* [TASK DIRECTIONS]
Every line below should be copied exactly; drop the pictures.

* [DATA]

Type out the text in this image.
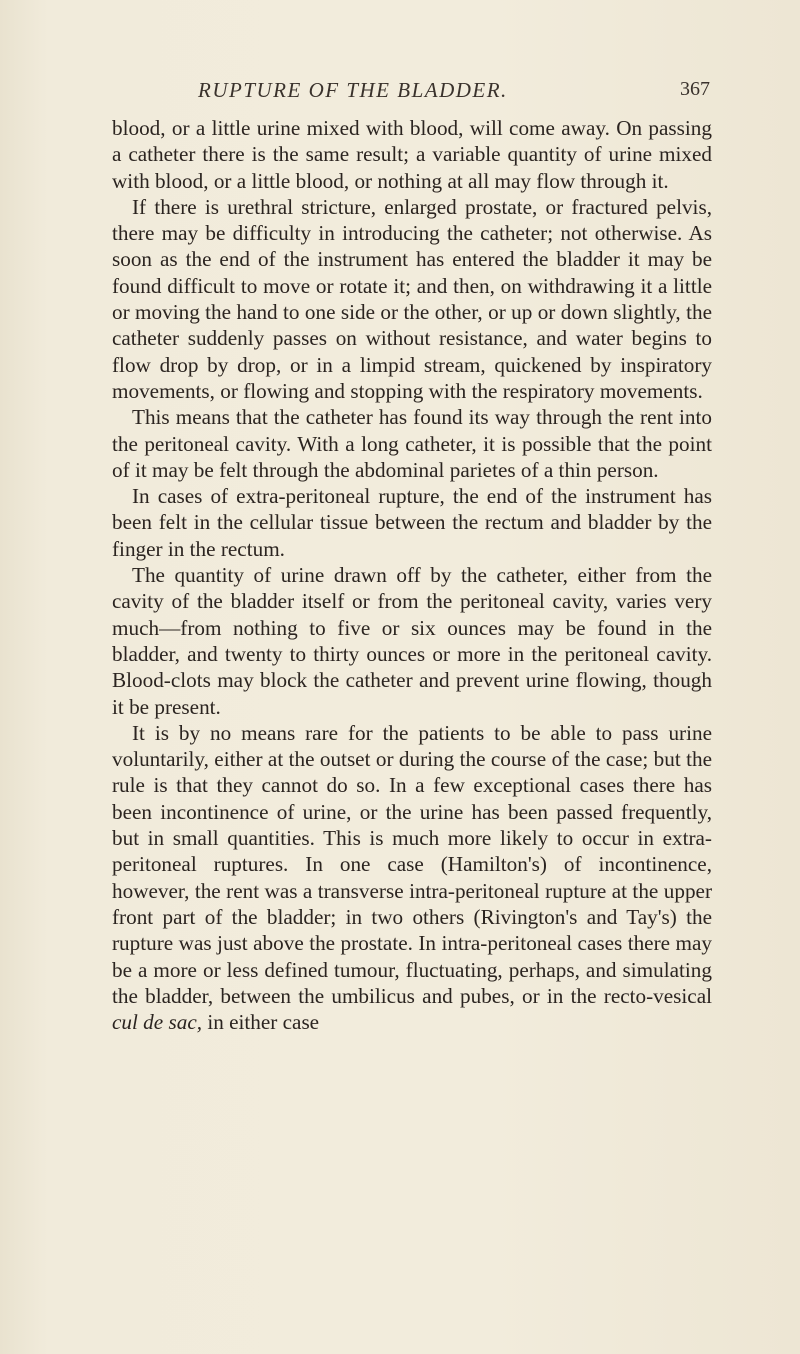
RUPTURE OF THE BLADDER.	367

blood, or a little urine mixed with blood, will come away. On passing a catheter there is the same result; a variable quantity of urine mixed with blood, or a little blood, or nothing at all may flow through it.

If there is urethral stricture, enlarged prostate, or fractured pelvis, there may be difficulty in introducing the catheter; not otherwise. As soon as the end of the instrument has entered the bladder it may be found difficult to move or rotate it; and then, on withdrawing it a little or moving the hand to one side or the other, or up or down slightly, the catheter suddenly passes on without resistance, and water begins to flow drop by drop, or in a limpid stream, quickened by inspiratory movements, or flowing and stopping with the respiratory movements.

This means that the catheter has found its way through the rent into the peritoneal cavity. With a long catheter, it is possible that the point of it may be felt through the abdominal parietes of a thin person.

In cases of extra-peritoneal rupture, the end of the instrument has been felt in the cellular tissue between the rectum and bladder by the finger in the rectum.

The quantity of urine drawn off by the catheter, either from the cavity of the bladder itself or from the peritoneal cavity, varies very much—from nothing to five or six ounces may be found in the bladder, and twenty to thirty ounces or more in the peritoneal cavity. Blood-clots may block the catheter and prevent urine flowing, though it be present.

It is by no means rare for the patients to be able to pass urine voluntarily, either at the outset or during the course of the case; but the rule is that they cannot do so. In a few exceptional cases there has been incontinence of urine, or the urine has been passed frequently, but in small quantities. This is much more likely to occur in extra-peritoneal ruptures. In one case (Hamilton's) of incontinence, however, the rent was a transverse intra-peritoneal rupture at the upper front part of the bladder; in two others (Rivington's and Tay's) the rupture was just above the prostate. In intra-peritoneal cases there may be a more or less defined tumour, fluctuating, perhaps, and simulating the bladder, between the umbilicus and pubes, or in the recto-vesical cul de sac, in either case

* [ANSWER BOX]
Type out the text in this image.
RUPTURE OF THE BLADDER.	367

blood, or a little urine mixed with blood, will come away. On passing a catheter there is the same result; a variable quantity of urine mixed with blood, or a little blood, or nothing at all may flow through it.

If there is urethral stricture, enlarged prostate, or fractured pelvis, there may be difficulty in introducing the catheter; not otherwise. As soon as the end of the instrument has entered the bladder it may be found difficult to move or rotate it; and then, on withdrawing it a little or moving the hand to one side or the other, or up or down slightly, the catheter suddenly passes on without resistance, and water begins to flow drop by drop, or in a limpid stream, quickened by inspiratory movements, or flowing and stopping with the respiratory movements.

This means that the catheter has found its way through the rent into the peritoneal cavity. With a long catheter, it is possible that the point of it may be felt through the abdominal parietes of a thin person.

In cases of extra-peritoneal rupture, the end of the instrument has been felt in the cellular tissue between the rectum and bladder by the finger in the rectum.

The quantity of urine drawn off by the catheter, either from the cavity of the bladder itself or from the peritoneal cavity, varies very much—from nothing to five or six ounces may be found in the bladder, and twenty to thirty ounces or more in the peritoneal cavity. Blood-clots may block the catheter and prevent urine flowing, though it be present.

It is by no means rare for the patients to be able to pass urine voluntarily, either at the outset or during the course of the case; but the rule is that they cannot do so. In a few exceptional cases there has been incontinence of urine, or the urine has been passed frequently, but in small quantities. This is much more likely to occur in extra-peritoneal ruptures. In one case (Hamilton's) of incontinence, however, the rent was a transverse intra-peritoneal rupture at the upper front part of the bladder; in two others (Rivington's and Tay's) the rupture was just above the prostate. In intra-peritoneal cases there may be a more or less defined tumour, fluctuating, perhaps, and simulating the bladder, between the umbilicus and pubes, or in the recto-vesical cul de sac, in either case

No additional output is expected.